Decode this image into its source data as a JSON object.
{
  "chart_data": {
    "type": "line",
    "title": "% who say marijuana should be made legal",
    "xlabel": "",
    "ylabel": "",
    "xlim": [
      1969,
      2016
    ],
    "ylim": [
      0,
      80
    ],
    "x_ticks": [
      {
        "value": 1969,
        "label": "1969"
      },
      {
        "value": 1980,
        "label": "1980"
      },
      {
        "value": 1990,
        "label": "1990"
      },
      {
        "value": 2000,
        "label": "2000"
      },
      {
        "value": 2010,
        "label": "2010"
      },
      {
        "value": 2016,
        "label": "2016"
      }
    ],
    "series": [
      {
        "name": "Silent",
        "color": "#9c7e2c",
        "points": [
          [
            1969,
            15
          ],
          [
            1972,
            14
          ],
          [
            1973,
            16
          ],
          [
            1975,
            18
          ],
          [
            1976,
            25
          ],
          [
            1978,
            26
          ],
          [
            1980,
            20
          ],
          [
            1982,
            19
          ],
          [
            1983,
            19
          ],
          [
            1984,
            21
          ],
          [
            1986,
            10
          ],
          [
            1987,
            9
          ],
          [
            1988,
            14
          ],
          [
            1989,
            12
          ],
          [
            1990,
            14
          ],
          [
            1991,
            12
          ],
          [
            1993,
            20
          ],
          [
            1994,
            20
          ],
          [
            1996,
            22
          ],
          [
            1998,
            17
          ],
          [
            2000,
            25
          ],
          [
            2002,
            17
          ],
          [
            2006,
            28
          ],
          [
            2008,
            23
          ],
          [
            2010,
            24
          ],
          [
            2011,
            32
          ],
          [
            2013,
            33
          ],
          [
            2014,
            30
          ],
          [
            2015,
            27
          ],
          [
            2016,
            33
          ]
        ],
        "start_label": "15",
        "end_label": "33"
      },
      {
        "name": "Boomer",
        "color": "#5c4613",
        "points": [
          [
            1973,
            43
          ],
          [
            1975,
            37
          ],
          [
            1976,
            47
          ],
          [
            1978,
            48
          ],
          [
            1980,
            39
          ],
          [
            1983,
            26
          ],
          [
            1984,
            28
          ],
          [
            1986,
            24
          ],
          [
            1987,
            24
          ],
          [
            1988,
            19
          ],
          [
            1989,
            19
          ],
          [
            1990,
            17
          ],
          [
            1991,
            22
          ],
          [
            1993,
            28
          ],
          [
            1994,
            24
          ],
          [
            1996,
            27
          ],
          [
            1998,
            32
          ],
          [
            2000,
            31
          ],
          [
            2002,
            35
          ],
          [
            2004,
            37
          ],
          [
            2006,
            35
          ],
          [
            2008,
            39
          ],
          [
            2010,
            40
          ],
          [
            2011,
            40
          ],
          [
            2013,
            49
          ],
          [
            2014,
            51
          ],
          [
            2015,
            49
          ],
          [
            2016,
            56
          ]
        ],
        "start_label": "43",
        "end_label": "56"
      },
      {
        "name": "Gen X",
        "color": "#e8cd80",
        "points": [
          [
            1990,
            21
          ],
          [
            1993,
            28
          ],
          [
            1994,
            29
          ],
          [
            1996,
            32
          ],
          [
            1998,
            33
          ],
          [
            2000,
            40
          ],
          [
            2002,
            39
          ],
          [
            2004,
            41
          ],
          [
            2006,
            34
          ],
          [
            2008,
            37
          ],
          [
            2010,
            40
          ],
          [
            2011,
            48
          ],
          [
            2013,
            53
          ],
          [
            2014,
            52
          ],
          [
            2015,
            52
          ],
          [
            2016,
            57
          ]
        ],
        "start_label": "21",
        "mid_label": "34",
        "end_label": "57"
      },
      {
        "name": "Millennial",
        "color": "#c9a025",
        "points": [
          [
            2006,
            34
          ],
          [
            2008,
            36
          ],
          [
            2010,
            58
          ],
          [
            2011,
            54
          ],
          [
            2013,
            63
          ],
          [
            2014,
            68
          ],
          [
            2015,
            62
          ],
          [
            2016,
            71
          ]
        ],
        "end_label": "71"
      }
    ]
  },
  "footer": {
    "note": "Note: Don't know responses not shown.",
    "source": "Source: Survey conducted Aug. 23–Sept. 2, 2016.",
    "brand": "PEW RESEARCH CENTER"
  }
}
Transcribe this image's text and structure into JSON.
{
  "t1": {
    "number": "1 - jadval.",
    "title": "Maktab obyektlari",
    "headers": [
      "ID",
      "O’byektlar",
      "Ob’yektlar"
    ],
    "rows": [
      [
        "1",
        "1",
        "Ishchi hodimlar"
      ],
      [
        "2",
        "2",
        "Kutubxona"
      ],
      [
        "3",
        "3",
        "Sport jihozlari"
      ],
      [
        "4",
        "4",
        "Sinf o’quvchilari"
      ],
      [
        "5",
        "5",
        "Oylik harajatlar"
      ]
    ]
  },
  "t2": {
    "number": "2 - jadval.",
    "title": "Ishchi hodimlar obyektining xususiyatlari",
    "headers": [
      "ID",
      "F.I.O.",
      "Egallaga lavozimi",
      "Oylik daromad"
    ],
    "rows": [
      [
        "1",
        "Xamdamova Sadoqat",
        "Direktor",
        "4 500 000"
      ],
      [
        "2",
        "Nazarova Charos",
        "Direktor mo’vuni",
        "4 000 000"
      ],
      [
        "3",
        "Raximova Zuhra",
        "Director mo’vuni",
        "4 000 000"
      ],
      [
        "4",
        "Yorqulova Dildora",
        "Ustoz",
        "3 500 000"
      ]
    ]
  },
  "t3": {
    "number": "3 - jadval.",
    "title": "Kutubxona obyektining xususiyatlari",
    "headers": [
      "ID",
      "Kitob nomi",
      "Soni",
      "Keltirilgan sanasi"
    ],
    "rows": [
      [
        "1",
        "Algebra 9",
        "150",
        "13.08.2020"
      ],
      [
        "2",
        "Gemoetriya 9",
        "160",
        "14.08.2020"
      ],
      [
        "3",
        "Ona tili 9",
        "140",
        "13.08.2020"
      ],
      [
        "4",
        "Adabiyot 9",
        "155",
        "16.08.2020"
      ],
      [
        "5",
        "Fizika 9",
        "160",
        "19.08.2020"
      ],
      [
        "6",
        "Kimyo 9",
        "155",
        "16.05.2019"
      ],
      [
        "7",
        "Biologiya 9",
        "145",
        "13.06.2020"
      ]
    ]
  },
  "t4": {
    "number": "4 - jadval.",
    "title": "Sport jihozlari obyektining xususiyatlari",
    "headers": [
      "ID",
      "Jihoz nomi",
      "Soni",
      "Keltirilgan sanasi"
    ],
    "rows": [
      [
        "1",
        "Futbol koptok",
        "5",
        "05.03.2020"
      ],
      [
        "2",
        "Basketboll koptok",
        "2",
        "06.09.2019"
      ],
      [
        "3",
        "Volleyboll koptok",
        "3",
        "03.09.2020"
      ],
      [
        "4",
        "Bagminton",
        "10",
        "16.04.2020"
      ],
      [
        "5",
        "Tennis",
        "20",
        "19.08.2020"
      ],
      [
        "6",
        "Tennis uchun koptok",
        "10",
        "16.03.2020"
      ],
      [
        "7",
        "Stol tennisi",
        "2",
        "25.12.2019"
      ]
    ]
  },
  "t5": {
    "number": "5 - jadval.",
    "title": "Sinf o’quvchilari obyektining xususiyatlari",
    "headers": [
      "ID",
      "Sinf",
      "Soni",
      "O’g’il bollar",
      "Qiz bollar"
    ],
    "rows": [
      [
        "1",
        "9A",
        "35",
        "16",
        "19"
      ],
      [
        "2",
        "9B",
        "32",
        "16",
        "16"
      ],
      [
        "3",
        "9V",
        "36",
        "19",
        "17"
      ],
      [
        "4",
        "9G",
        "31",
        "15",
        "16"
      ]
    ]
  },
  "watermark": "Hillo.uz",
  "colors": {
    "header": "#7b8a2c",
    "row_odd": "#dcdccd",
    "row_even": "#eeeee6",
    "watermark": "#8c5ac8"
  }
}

::::

▶ _Work to do_
Say how many lines in the records above hold "obyektining", and give no other text.

▶ _Correct result_
4